Gelarnya Ngarsadalem Sampeyandalem Hingkang Sinuhun Kanjeng Sultan Hamengku Buwono Senapati Hing Ngalaga Ngabdurrahman Sayidin Panatagama Kalifatullah Hingkang Jumeneng Kaping Sanga. "Keterlaluan! Sungguh keterlaluan. Sampai begitu berani mereka mencoba menyuap saya, coba, sebuah mobil Mercedes Benz dan sekoper penuh uang. Berani disodorkan ke muka saya guna mendapatkan fasilitas yang mereka inginkan. Akibatnya dapat menghalangi Dwi Dharma dan Tjatur Karya Kabinet Ampera..." ucapnya ketika konon ada pihak yang berusaha menyuap demi bisa import vetsin ke Indonesia.

Kita tahu kita bukan orang tersebut, seorang Sultan, dengan segala privilege yang dia punya: singgasana, wilayah, prajurit, dan nasab. Kita juga bukan pejabat menteri yang hanya dengan tanda-tangan bisa menghasilkan uang. Kita hanya rakyat, yang banyak, yang seperti rumput berjejalan dibawah pohon yang kokoh. Tapi rumput dan pohon kiranya sama, perlu tanah untuk hidup. Perlu juga matahari, udara, air dan elemen hidup lainnya.

Apa yang dilakukan Sri Sultan Hamengkubuwono IX itu bukan semata teladan dalam bernegosiasi antara penguasa dengan pengusaha yang berbalut luapan emosi. Sekurangnya, secuil peristiwa itu mengingatkan anak bangsa, siapa saja, pada waktunya, mungkin akan mendapati dirinya pada keadaan yang menggiurkan untuk dirinya sendiri. Sementara di tempat lain, anak bangsa yang lain, sedang terlantar, menunggu dan bertaruh nasib.

Penolakan Hamengkubuwono IX terhadap suap itu -yang berarti pula penolakan impor. Sama halnya bilamana seorang hakim menolak jual-beli putusan pengadilan, juga panitia seleksi calon pegawai negeri sipil menolak dibayar peserta seleksi supaya diloloskan. Atau Gubernur atau Bupati yang menolak menggelembungkan anggaran belanja, juga aparat polisi yang enggan jual-beli perkara kriminal. Serta berarti pula rakyat yang bisa menolak jual-beli suara saat pemilu. Penolakan itu nyatanya bisa diduplikasi. Di sisi lain, pengusaha itu -yang tidak pernah lagi diketahui namanya, apa yang dilakukannya adalah juga apa yang bisa kita lakukan dan akan terus terjadi. Kepentingan pribadi dan golongan hendak menggusur kepentingan hajat rakyat yang banyak.

----------

**TUGAS A:**
Menurut teks tentang penolakan suap oleh Sri Sultan Hamengkubuwono IX, apa saja yang disodorkan kepadanya sebagai suap?

Entri data yang dihimpun
----------

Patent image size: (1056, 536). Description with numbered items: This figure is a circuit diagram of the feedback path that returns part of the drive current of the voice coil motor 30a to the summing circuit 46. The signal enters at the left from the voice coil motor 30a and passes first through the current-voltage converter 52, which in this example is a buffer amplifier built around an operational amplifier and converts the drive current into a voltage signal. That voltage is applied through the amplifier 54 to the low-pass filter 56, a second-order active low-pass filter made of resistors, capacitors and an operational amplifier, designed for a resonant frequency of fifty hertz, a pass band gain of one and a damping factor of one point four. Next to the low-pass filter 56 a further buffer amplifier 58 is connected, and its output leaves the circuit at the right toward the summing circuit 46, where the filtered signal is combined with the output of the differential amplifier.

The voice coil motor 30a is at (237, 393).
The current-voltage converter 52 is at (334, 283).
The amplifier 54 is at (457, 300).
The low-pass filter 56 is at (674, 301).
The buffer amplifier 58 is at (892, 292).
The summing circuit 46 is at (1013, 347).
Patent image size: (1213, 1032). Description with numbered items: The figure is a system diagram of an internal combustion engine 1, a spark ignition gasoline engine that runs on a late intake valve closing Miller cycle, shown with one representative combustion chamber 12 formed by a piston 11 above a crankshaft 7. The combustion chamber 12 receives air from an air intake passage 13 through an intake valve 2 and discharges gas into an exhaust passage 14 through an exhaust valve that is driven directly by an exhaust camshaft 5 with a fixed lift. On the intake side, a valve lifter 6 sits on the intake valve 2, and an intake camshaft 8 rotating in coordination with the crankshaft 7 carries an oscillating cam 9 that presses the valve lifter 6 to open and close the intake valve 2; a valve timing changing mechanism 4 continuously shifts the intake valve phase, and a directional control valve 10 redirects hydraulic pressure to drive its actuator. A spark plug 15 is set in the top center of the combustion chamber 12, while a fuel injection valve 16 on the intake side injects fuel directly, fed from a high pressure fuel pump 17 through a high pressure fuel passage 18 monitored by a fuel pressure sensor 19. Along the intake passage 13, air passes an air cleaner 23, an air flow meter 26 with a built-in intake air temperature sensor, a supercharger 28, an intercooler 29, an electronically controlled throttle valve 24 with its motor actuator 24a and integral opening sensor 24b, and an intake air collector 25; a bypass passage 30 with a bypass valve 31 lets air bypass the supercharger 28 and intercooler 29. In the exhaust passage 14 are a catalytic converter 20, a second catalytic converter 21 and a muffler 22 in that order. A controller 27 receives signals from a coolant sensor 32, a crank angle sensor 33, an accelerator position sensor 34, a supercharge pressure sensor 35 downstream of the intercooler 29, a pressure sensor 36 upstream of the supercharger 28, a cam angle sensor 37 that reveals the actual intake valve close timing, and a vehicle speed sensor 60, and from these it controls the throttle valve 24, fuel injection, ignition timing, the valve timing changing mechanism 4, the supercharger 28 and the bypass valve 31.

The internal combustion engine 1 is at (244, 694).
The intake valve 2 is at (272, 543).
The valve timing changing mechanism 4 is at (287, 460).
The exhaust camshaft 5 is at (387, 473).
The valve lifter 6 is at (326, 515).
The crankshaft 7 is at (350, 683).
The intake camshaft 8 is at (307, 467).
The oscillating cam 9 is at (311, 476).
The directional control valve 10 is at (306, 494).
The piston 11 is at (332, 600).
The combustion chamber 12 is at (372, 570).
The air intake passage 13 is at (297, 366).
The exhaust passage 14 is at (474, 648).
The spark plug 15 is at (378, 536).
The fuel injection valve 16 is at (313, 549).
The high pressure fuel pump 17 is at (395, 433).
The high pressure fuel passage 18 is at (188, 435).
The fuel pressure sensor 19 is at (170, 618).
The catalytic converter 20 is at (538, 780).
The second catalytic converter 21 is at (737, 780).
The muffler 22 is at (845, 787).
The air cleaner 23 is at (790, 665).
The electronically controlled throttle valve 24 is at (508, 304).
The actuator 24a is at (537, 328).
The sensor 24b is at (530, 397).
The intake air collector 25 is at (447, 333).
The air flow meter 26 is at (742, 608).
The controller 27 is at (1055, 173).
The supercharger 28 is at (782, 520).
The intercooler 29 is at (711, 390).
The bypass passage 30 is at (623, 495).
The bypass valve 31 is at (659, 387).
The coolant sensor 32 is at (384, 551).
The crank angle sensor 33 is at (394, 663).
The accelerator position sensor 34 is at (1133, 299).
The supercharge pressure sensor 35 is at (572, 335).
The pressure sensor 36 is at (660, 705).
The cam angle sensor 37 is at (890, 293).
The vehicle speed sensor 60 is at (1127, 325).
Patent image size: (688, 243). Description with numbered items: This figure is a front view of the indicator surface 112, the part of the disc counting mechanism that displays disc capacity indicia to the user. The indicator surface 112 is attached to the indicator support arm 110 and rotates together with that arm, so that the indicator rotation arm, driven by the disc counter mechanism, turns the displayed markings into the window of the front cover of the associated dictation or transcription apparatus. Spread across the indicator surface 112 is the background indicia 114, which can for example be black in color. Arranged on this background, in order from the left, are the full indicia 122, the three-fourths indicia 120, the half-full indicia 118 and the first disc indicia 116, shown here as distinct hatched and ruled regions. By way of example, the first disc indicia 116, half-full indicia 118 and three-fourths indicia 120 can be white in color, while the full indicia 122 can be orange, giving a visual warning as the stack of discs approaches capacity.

----------

**TUGAS B:**
Sajikan baris-baris catatan, mulai dari baris pertama catatan dan berakhir pada baris yang memuat "The summing circuit 46 is at (1013, 347).", dalam bentuk tabel Markdown dengan kolom No dan Baris. Baris kosong tidak perlu dimasukkan.

**JAWABAN TERTULIS A:**
Sebuah mobil Mercedes Benz dan sekoper penuh uang.

**JAWABAN TERTULIS B:**
| No | Baris |
|---|---|
| 1 | Patent image size: (1056, 536). Description with numbered items: This figure is a circuit diagram of the feedback path that returns part of the drive current of the voice coil motor 30a to the summing circuit 46. The signal enters at the left from the voice coil motor 30a and passes first through the current-voltage converter 52, which in this example is a buffer amplifier built around an operational amplifier and converts the drive current into a voltage signal. That voltage is applied through the amplifier 54 to the low-pass filter 56, a second-order active low-pass filter made of resistors, capacitors and an operational amplifier, designed for a resonant frequency of fifty hertz, a pass band gain of one and a damping factor of one point four. Next to the low-pass filter 56 a further buffer amplifier 58 is connected, and its output leaves the circuit at the right toward the summing circuit 46, where the filtered signal is combined with the output of the differential amplifier. |
| 2 | The voice coil motor 30a is at (237, 393). |
| 3 | The current-voltage converter 52 is at (334, 283). |
| 4 | The amplifier 54 is at (457, 300). |
| 5 | The low-pass filter 56 is at (674, 301). |
| 6 | The buffer amplifier 58 is at (892, 292). |
| 7 | The summing circuit 46 is at (1013, 347). |